## EXTRACTED DATA
* * * * *

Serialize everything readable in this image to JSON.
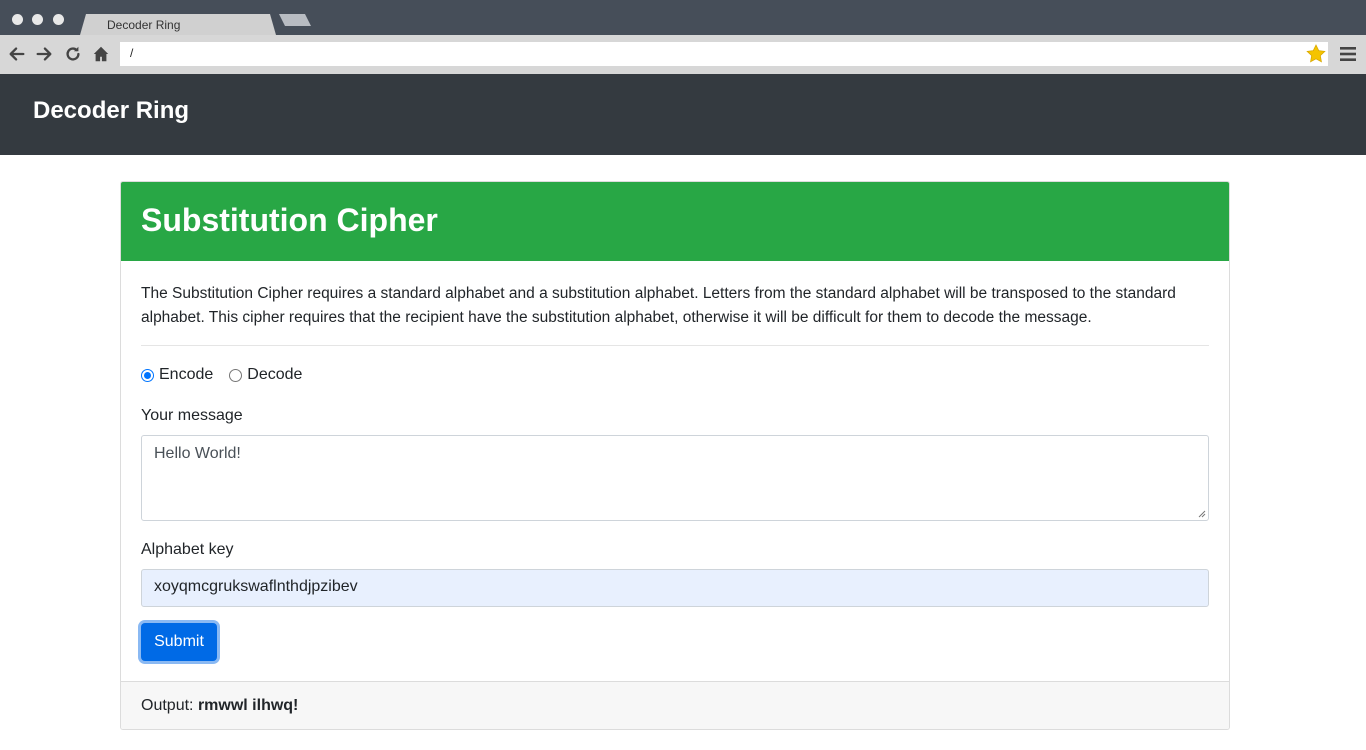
{
  "browser": {
    "tab_title": "Decoder Ring",
    "url": "/"
  },
  "navbar": {
    "brand": "Decoder Ring"
  },
  "card": {
    "title": "Substitution Cipher",
    "description": "The Substitution Cipher requires a standard alphabet and a substitution alphabet. Letters from the standard alphabet will be transposed to the standard alphabet. This cipher requires that the recipient have the substitution alphabet, otherwise it will be difficult for them to decode the message.",
    "mode_options": [
      {
        "label": "Encode",
        "checked": true
      },
      {
        "label": "Decode",
        "checked": false
      }
    ],
    "message_label": "Your message",
    "message_value": "Hello World!",
    "alphabet_label": "Alphabet key",
    "alphabet_value": "xoyqmcgrukswaflnthdjpzibev",
    "submit_label": "Submit",
    "output_label": "Output:",
    "output_value": "rmwwl ilhwq!"
  },
  "colors": {
    "header_green": "#28a745",
    "navbar_dark": "#343a40",
    "button_blue": "#006ae6"
  },
  "icons": [
    "back-arrow-icon",
    "forward-arrow-icon",
    "reload-icon",
    "home-icon",
    "bookmark-star-icon",
    "hamburger-menu-icon"
  ]
}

* * * * *

## WHAT YOU HAVE TO DO
Retype each entry precisely. Skip images entirely.

## REPLY TO THE EXERCISE
Serialize everything readable in this image to JSON.
{
  "browser": {
    "tab_title": "Decoder Ring",
    "url": "/"
  },
  "navbar": {
    "brand": "Decoder Ring"
  },
  "card": {
    "title": "Substitution Cipher",
    "description": "The Substitution Cipher requires a standard alphabet and a substitution alphabet. Letters from the standard alphabet will be transposed to the standard alphabet. This cipher requires that the recipient have the substitution alphabet, otherwise it will be difficult for them to decode the message.",
    "mode_options": [
      {
        "label": "Encode",
        "checked": true
      },
      {
        "label": "Decode",
        "checked": false
      }
    ],
    "message_label": "Your message",
    "message_value": "Hello World!",
    "alphabet_label": "Alphabet key",
    "alphabet_value": "xoyqmcgrukswaflnthdjpzibev",
    "submit_label": "Submit",
    "output_label": "Output:",
    "output_value": "rmwwl ilhwq!"
  },
  "colors": {
    "header_green": "#28a745",
    "navbar_dark": "#343a40",
    "button_blue": "#006ae6"
  },
  "icons": [
    "back-arrow-icon",
    "forward-arrow-icon",
    "reload-icon",
    "home-icon",
    "bookmark-star-icon",
    "hamburger-menu-icon"
  ]
}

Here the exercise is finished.